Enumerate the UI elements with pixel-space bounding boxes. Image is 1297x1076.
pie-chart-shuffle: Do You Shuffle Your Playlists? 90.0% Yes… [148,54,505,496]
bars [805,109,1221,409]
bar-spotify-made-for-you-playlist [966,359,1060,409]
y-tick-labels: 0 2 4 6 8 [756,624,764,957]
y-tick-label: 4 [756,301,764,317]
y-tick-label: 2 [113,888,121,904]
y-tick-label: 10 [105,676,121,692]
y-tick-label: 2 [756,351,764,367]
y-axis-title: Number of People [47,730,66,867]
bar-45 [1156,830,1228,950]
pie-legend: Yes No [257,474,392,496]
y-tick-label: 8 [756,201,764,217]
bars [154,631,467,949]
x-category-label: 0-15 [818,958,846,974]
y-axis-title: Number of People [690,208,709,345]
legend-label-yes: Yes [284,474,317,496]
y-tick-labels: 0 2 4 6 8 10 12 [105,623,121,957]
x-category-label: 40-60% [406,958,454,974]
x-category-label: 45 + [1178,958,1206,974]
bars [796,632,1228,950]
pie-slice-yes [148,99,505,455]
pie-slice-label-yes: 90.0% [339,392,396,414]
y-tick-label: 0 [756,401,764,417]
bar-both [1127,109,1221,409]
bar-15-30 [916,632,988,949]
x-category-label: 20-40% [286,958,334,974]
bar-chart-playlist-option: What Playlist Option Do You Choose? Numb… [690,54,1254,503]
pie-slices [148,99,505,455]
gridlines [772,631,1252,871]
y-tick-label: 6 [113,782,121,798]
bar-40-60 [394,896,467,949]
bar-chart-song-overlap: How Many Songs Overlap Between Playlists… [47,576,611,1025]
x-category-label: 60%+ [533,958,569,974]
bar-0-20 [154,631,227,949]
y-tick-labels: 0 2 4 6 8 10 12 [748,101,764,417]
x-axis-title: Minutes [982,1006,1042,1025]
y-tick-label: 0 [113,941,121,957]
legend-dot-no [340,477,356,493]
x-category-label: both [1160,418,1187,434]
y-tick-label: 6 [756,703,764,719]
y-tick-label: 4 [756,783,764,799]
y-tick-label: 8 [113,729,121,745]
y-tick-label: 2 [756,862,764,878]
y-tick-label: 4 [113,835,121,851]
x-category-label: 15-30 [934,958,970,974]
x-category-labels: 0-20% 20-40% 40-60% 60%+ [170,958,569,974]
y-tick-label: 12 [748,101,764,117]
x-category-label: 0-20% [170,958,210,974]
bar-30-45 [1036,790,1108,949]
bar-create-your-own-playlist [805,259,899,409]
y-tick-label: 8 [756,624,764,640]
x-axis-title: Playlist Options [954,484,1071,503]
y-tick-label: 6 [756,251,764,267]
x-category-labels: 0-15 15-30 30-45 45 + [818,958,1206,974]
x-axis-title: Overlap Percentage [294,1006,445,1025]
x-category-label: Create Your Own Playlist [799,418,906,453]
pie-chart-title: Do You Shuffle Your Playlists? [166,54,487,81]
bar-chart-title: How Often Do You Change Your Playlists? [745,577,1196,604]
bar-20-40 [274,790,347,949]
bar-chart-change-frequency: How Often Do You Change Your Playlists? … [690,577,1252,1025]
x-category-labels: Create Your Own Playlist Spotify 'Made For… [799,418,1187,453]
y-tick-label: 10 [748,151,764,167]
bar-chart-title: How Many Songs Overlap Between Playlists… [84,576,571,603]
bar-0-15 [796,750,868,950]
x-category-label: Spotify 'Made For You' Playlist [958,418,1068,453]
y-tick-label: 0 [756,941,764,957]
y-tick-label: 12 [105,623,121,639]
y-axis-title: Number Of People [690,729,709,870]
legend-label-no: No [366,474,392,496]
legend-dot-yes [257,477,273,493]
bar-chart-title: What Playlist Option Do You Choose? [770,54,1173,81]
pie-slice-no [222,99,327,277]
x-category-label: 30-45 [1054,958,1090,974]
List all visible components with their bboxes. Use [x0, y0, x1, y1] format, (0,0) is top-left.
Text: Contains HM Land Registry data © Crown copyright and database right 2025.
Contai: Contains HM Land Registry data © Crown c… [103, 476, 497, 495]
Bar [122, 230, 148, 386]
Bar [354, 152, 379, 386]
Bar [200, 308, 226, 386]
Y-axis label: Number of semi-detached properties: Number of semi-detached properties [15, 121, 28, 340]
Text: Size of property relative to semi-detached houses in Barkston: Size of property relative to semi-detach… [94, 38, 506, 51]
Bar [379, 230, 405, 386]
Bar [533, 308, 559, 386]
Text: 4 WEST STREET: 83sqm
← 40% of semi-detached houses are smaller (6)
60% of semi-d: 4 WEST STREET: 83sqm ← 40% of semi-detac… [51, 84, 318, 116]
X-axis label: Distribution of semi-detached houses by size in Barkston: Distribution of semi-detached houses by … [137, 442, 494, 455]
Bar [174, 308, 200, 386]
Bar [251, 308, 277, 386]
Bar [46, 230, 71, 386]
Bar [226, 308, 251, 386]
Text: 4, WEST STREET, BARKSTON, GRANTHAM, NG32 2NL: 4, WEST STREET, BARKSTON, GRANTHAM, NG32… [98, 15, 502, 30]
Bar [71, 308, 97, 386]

====

WORK TO DO. Rewrite each line of the material above as a Markdown table with two columns, "Row" for a sequential number and "Line" for the line itself, omitting any blank lines.

COMPLETE RESPONSE.
| Row | Line |
|---|---|
| 1 | Enumerate the UI elements with pixel-space bounding boxes. Image is 1297x1076. |
| 2 | pie-chart-shuffle: Do You Shuffle Your Playlists? 90.0% Yes… [148,54,505,496] |
| 3 | bars [805,109,1221,409] |
| 4 | bar-spotify-made-for-you-playlist [966,359,1060,409] |
| 5 | y-tick-labels: 0 2 4 6 8 [756,624,764,957] |
| 6 | y-tick-label: 4 [756,301,764,317] |
| 7 | y-tick-label: 2 [113,888,121,904] |
| 8 | y-tick-label: 10 [105,676,121,692] |
| 9 | y-tick-label: 2 [756,351,764,367] |
| 10 | y-axis-title: Number of People [47,730,66,867] |
| 11 | bar-45 [1156,830,1228,950] |
| 12 | pie-legend: Yes No [257,474,392,496] |
| 13 | y-tick-label: 8 [756,201,764,217] |
| 14 | bars [154,631,467,949] |
| 15 | x-category-label: 0-15 [818,958,846,974] |
| 16 | y-axis-title: Number of People [690,208,709,345] |
| 17 | legend-label-yes: Yes [284,474,317,496] |
| 18 | y-tick-labels: 0 2 4 6 8 10 12 [105,623,121,957] |
| 19 | x-category-label: 40-60% [406,958,454,974] |
| 20 | x-category-label: 45 + [1178,958,1206,974] |
| 21 | bars [796,632,1228,950] |
| 22 | pie-slice-yes [148,99,505,455] |
| 23 | pie-slice-label-yes: 90.0% [339,392,396,414] |
| 24 | y-tick-label: 0 [756,401,764,417] |
| 25 | bar-both [1127,109,1221,409] |
| 26 | bar-15-30 [916,632,988,949] |
| 27 | x-category-label: 20-40% [286,958,334,974] |
| 28 | bar-chart-playlist-option: What Playlist Option Do You Choose? Numb… [690,54,1254,503] |
| 29 | pie-slices [148,99,505,455] |
| 30 | gridlines [772,631,1252,871] |
| 31 | y-tick-label: 6 [113,782,121,798] |
| 32 | bar-40-60 [394,896,467,949] |
| 33 | bar-chart-song-overlap: How Many Songs Overlap Between Playlists… [47,576,611,1025] |
| 34 | x-category-label: 60%+ [533,958,569,974] |
| 35 | bar-0-20 [154,631,227,949] |
| 36 | y-tick-labels: 0 2 4 6 8 10 12 [748,101,764,417] |
| 37 | x-axis-title: Minutes [982,1006,1042,1025] |
| 38 | y-tick-label: 0 [113,941,121,957] |
| 39 | legend-dot-no [340,477,356,493] |
| 40 | x-category-label: both [1160,418,1187,434] |
| 41 | y-tick-label: 6 [756,703,764,719] |
| 42 | y-tick-label: 4 [756,783,764,799] |
| 43 | y-tick-label: 8 [113,729,121,745] |
| 44 | y-tick-label: 2 [756,862,764,878] |
| 45 | y-tick-label: 4 [113,835,121,851] |
| 46 | x-category-label: 15-30 [934,958,970,974] |
| 47 | x-category-labels: 0-20% 20-40% 40-60% 60%+ [170,958,569,974] |
| 48 | y-tick-label: 12 [748,101,764,117] |
| 49 | x-category-label: 0-20% [170,958,210,974] |
| 50 | bar-30-45 [1036,790,1108,949] |
| 51 | bar-create-your-own-playlist [805,259,899,409] |
| 52 | y-tick-label: 8 [756,624,764,640] |
| 53 | x-axis-title: Playlist Options [954,484,1071,503] |
| 54 | y-tick-label: 6 [756,251,764,267] |
| 55 | x-category-labels: 0-15 15-30 30-45 45 + [818,958,1206,974] |
| 56 | x-axis-title: Overlap Percentage [294,1006,445,1025] |
| 57 | x-category-label: Create Your Own Playlist [799,418,906,453] |
| 58 | pie-chart-title: Do You Shuffle Your Playlists? [166,54,487,81] |
| 59 | bar-chart-title: How Often Do You Change Your Playlists? [745,577,1196,604] |
| 60 | bar-20-40 [274,790,347,949] |
| 61 | bar-chart-change-frequency: How Often Do You Change Your Playlists? … [690,577,1252,1025] |
| 62 | x-category-labels: Create Your Own Playlist Spotify 'Made For… [799,418,1187,453] |
| 63 | y-tick-label: 10 [748,151,764,167] |
| 64 | bar-chart-title: How Many Songs Overlap Between Playlists… [84,576,571,603] |
| 65 | bar-0-15 [796,750,868,950] |
| 66 | x-category-label: Spotify 'Made For You' Playlist [958,418,1068,453] |
| 67 | y-tick-label: 0 [756,941,764,957] |
| 68 | y-tick-label: 12 [105,623,121,639] |
| 69 | y-axis-title: Number Of People [690,729,709,870] |
| 70 | legend-label-no: No [366,474,392,496] |
| 71 | legend-dot-yes [257,477,273,493] |
| 72 | bar-chart-title: What Playlist Option Do You Choose? [770,54,1173,81] |
| 73 | pie-slice-no [222,99,327,277] |
| 74 | x-category-label: 30-45 [1054,958,1090,974] |
| 75 | List all visible components with their bboxes. Use [x0, y0, x1, y1] format, (0,0) is top-left. |
| 76 | Text: Contains HM Land Registry data © Crown copyright and database right 2025. |
| 77 | Contai: Contains HM Land Registry data © Crown c… [103, 476, 497, 495] |
| 78 | Bar [122, 230, 148, 386] |
| 79 | Bar [354, 152, 379, 386] |
| 80 | Bar [200, 308, 226, 386] |
| 81 | Y-axis label: Number of semi-detached properties: Number of semi-detached properties [15, 121, 28, 340] |
| 82 | Text: Size of property relative to semi-detached houses in Barkston: Size of property relative to semi-detach… [94, 38, 506, 51] |
| 83 | Bar [379, 230, 405, 386] |
| 84 | Bar [533, 308, 559, 386] |
| 85 | Text: 4 WEST STREET: 83sqm |
| 86 | ← 40% of semi-detached houses are smaller (6) |
| 87 | 60% of semi-d: 4 WEST STREET: 83sqm ← 40% of semi-detac… [51, 84, 318, 116] |
| 88 | X-axis label: Distribution of semi-detached houses by size in Barkston: Distribution of semi-detached houses by … [137, 442, 494, 455] |
| 89 | Bar [174, 308, 200, 386] |
| 90 | Bar [251, 308, 277, 386] |
| 91 | Bar [46, 230, 71, 386] |
| 92 | Bar [226, 308, 251, 386] |
| 93 | Text: 4, WEST STREET, BARKSTON, GRANTHAM, NG32 2NL: 4, WEST STREET, BARKSTON, GRANTHAM, NG32… [98, 15, 502, 30] |
| 94 | Bar [71, 308, 97, 386] |